** begin **
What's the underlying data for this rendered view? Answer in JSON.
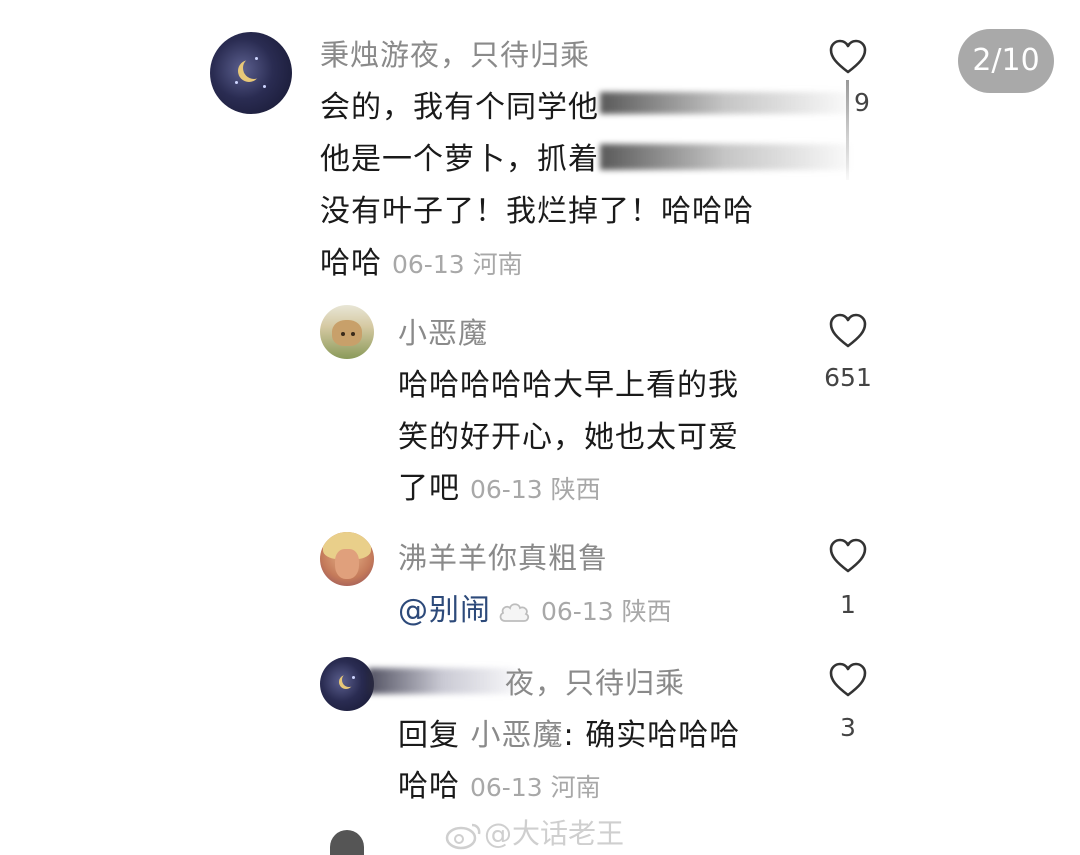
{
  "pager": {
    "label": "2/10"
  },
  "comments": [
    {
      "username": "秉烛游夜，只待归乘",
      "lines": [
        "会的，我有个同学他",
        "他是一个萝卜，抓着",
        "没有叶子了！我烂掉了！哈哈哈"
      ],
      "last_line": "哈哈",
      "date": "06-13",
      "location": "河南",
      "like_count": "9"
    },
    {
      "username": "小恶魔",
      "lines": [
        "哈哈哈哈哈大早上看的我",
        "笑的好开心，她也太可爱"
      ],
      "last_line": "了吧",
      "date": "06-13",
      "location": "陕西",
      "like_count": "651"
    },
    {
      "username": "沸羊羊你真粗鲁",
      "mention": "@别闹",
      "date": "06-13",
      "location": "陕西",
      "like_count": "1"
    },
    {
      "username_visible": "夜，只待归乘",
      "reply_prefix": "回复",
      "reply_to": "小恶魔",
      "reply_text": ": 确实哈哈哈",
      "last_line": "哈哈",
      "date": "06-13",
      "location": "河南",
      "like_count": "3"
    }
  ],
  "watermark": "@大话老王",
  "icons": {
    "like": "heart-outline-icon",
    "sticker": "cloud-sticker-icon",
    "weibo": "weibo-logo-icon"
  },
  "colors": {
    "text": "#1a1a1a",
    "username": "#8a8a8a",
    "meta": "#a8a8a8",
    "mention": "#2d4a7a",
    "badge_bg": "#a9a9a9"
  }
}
** end **
Your task: Make an exact copy of the whole listing, but don't bring over any pictures.

Response for this exercise:
What's the underlying data for this rendered view? Answer in JSON.
{
  "pager": {
    "label": "2/10"
  },
  "comments": [
    {
      "username": "秉烛游夜，只待归乘",
      "lines": [
        "会的，我有个同学他",
        "他是一个萝卜，抓着",
        "没有叶子了！我烂掉了！哈哈哈"
      ],
      "last_line": "哈哈",
      "date": "06-13",
      "location": "河南",
      "like_count": "9"
    },
    {
      "username": "小恶魔",
      "lines": [
        "哈哈哈哈哈大早上看的我",
        "笑的好开心，她也太可爱"
      ],
      "last_line": "了吧",
      "date": "06-13",
      "location": "陕西",
      "like_count": "651"
    },
    {
      "username": "沸羊羊你真粗鲁",
      "mention": "@别闹",
      "date": "06-13",
      "location": "陕西",
      "like_count": "1"
    },
    {
      "username_visible": "夜，只待归乘",
      "reply_prefix": "回复",
      "reply_to": "小恶魔",
      "reply_text": ": 确实哈哈哈",
      "last_line": "哈哈",
      "date": "06-13",
      "location": "河南",
      "like_count": "3"
    }
  ],
  "watermark": "@大话老王",
  "icons": {
    "like": "heart-outline-icon",
    "sticker": "cloud-sticker-icon",
    "weibo": "weibo-logo-icon"
  },
  "colors": {
    "text": "#1a1a1a",
    "username": "#8a8a8a",
    "meta": "#a8a8a8",
    "mention": "#2d4a7a",
    "badge_bg": "#a9a9a9"
  }
}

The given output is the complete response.